------ Dataset content ------
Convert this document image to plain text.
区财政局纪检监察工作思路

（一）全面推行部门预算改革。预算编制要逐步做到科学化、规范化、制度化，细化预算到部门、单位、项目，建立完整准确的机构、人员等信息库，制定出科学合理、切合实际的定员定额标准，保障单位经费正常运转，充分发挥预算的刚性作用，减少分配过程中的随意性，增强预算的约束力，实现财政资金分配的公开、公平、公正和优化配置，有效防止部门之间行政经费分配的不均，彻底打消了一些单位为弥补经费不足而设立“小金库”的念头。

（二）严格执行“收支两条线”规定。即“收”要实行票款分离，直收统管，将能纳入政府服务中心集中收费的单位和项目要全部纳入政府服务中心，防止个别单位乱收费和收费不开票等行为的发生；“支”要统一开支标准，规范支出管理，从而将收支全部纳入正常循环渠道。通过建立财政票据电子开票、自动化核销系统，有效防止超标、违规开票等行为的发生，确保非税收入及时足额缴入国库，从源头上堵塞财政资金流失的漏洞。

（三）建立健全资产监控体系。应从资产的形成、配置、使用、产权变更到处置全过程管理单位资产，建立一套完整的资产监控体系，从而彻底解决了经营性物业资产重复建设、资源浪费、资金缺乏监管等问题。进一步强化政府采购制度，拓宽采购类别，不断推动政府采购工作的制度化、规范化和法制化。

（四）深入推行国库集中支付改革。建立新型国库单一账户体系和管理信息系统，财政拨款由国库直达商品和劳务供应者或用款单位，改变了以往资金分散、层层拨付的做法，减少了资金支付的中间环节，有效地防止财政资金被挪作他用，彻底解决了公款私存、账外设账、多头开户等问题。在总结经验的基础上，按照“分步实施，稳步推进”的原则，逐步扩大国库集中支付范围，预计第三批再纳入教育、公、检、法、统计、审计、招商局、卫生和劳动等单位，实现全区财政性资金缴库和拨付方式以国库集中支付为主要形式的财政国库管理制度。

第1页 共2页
------
- [What you have to do]
Copy all the records above precisely.

- [Response to the exercise]
Convert this document image to plain text.
区财政局纪检监察工作思路

（一）全面推行部门预算改革。预算编制要逐步做到科学化、规范化、制度化，细化预算到部门、单位、项目，建立完整准确的机构、人员等信息库，制定出科学合理、切合实际的定员定额标准，保障单位经费正常运转，充分发挥预算的刚性作用，减少分配过程中的随意性，增强预算的约束力，实现财政资金分配的公开、公平、公正和优化配置，有效防止部门之间行政经费分配的不均，彻底打消了一些单位为弥补经费不足而设立“小金库”的念头。

（二）严格执行“收支两条线”规定。即“收”要实行票款分离，直收统管，将能纳入政府服务中心集中收费的单位和项目要全部纳入政府服务中心，防止个别单位乱收费和收费不开票等行为的发生；“支”要统一开支标准，规范支出管理，从而将收支全部纳入正常循环渠道。通过建立财政票据电子开票、自动化核销系统，有效防止超标、违规开票等行为的发生，确保非税收入及时足额缴入国库，从源头上堵塞财政资金流失的漏洞。

（三）建立健全资产监控体系。应从资产的形成、配置、使用、产权变更到处置全过程管理单位资产，建立一套完整的资产监控体系，从而彻底解决了经营性物业资产重复建设、资源浪费、资金缺乏监管等问题。进一步强化政府采购制度，拓宽采购类别，不断推动政府采购工作的制度化、规范化和法制化。

（四）深入推行国库集中支付改革。建立新型国库单一账户体系和管理信息系统，财政拨款由国库直达商品和劳务供应者或用款单位，改变了以往资金分散、层层拨付的做法，减少了资金支付的中间环节，有效地防止财政资金被挪作他用，彻底解决了公款私存、账外设账、多头开户等问题。在总结经验的基础上，按照“分步实施，稳步推进”的原则，逐步扩大国库集中支付范围，预计第三批再纳入教育、公、检、法、统计、审计、招商局、卫生和劳动等单位，实现全区财政性资金缴库和拨付方式以国库集中支付为主要形式的财政国库管理制度。

第1页 共2页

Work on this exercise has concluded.